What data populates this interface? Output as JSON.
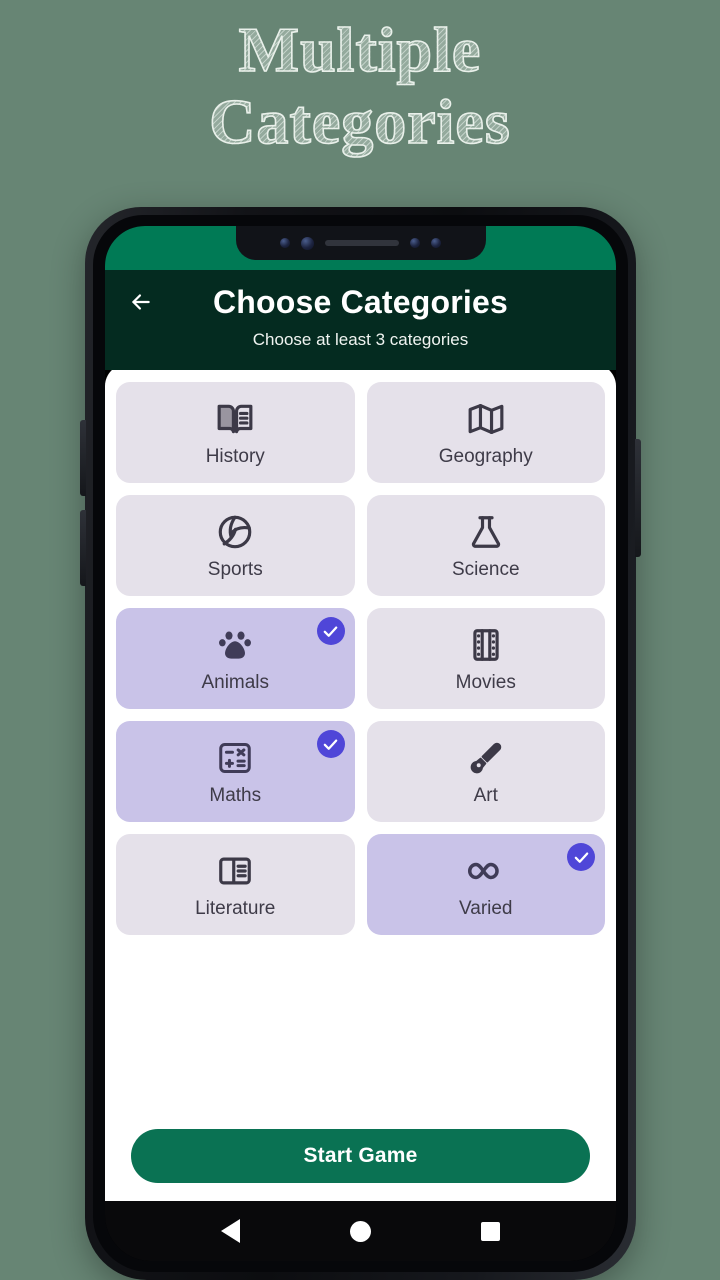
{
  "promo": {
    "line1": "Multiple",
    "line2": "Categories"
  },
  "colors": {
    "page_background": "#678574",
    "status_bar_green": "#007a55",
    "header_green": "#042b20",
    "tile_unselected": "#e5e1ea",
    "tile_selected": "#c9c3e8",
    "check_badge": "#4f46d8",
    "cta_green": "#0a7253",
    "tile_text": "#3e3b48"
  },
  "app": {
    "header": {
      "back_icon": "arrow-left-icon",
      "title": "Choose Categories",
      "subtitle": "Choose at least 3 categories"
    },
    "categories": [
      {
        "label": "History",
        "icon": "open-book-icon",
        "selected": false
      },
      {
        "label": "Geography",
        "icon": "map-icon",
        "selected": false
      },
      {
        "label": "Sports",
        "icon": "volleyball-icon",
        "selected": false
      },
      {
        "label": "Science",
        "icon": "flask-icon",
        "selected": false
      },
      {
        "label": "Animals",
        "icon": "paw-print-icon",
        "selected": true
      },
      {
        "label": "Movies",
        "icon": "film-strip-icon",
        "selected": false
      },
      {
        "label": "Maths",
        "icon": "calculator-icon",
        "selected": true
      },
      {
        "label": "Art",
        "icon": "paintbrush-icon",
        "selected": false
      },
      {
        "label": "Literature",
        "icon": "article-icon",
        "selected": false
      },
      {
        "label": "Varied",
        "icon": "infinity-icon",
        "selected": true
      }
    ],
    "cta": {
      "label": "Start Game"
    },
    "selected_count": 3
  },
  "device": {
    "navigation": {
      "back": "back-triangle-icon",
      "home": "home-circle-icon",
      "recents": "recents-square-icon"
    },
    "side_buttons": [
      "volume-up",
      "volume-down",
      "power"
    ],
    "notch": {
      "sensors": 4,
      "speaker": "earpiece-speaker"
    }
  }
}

-----

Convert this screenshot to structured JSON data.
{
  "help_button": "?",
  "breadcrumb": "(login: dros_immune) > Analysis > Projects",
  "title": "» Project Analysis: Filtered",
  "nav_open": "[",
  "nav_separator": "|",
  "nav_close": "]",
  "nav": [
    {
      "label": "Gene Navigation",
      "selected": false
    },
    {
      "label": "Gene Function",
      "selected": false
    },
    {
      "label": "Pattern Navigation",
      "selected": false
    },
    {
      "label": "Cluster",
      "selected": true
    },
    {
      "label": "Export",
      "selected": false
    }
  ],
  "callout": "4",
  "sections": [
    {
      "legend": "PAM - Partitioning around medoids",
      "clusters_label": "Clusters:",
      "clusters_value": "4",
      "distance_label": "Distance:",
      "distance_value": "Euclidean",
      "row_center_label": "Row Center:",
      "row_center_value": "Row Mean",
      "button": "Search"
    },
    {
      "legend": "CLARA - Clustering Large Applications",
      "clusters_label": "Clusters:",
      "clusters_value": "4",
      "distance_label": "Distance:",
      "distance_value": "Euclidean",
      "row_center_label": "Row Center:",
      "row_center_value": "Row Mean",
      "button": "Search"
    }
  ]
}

-----

**SET TASK**
Extract every line above containing the word "JSON".

**RESULT FOR THIS EXERCISE**
What data populates this interface? Output as JSON.
Convert this screenshot to structured JSON data.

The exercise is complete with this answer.